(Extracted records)
- - - - -
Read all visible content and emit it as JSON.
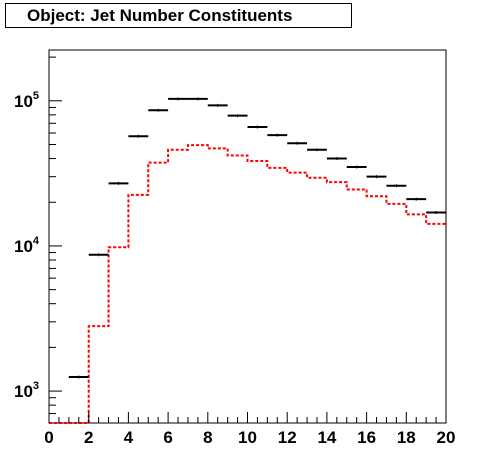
{
  "chart_data": {
    "type": "histogram",
    "title": "Object: Jet Number Constituents",
    "xlim": [
      0,
      20
    ],
    "ylim_log10": [
      2.78,
      5.35
    ],
    "y_scale": "log",
    "bin_width": 1,
    "x_ticks": [
      "0",
      "2",
      "4",
      "6",
      "8",
      "10",
      "12",
      "14",
      "16",
      "18",
      "20"
    ],
    "y_ticks": [
      {
        "base": "10",
        "exp": "3",
        "value": 1000
      },
      {
        "base": "10",
        "exp": "4",
        "value": 10000
      },
      {
        "base": "10",
        "exp": "5",
        "value": 100000
      }
    ],
    "series": [
      {
        "style": "points-with-xerror",
        "color": "#000000",
        "bin_centers": [
          1.5,
          2.5,
          3.5,
          4.5,
          5.5,
          6.5,
          7.5,
          8.5,
          9.5,
          10.5,
          11.5,
          12.5,
          13.5,
          14.5,
          15.5,
          16.5,
          17.5,
          18.5,
          19.5
        ],
        "values": [
          1250,
          8700,
          27000,
          57000,
          86000,
          103000,
          103000,
          93000,
          79000,
          66000,
          58000,
          51000,
          46000,
          40000,
          35000,
          30000,
          26000,
          21000,
          17000
        ]
      },
      {
        "style": "dashed-step",
        "color": "#ff0000",
        "bin_edges": [
          0,
          1,
          2,
          3,
          4,
          5,
          6,
          7,
          8,
          9,
          10,
          11,
          12,
          13,
          14,
          15,
          16,
          17,
          18,
          19,
          20
        ],
        "values": [
          600,
          600,
          2800,
          9800,
          22500,
          37500,
          46000,
          49500,
          47000,
          42000,
          38500,
          34500,
          32000,
          29500,
          27500,
          24500,
          22000,
          19500,
          16500,
          14200
        ]
      }
    ]
  },
  "colors": {
    "background": "#ffffff",
    "axis": "#000000",
    "primary_series": "#000000",
    "secondary_series": "#ff0000"
  }
}
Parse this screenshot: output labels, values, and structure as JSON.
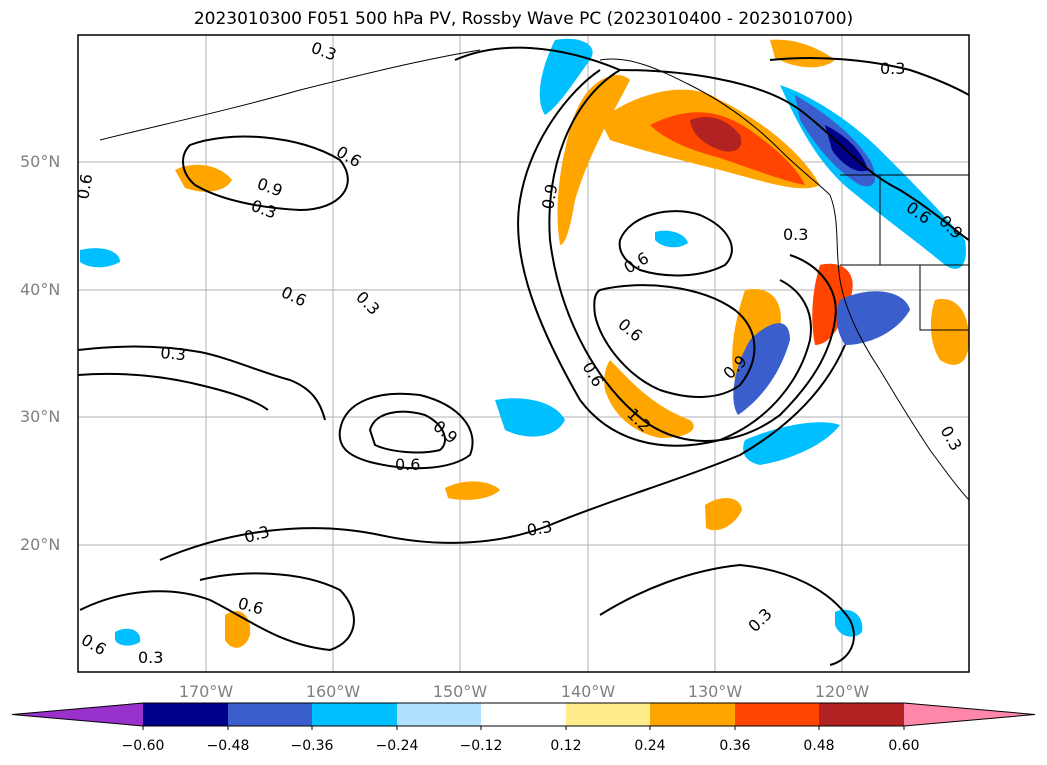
- - - - -
Work required: Identify every line above with the string "JSON" in it. Copy those lines.

Complete response:
Read all visible content and emit it as JSON.
Parse this screenshot: output labels, values, and structure as JSON.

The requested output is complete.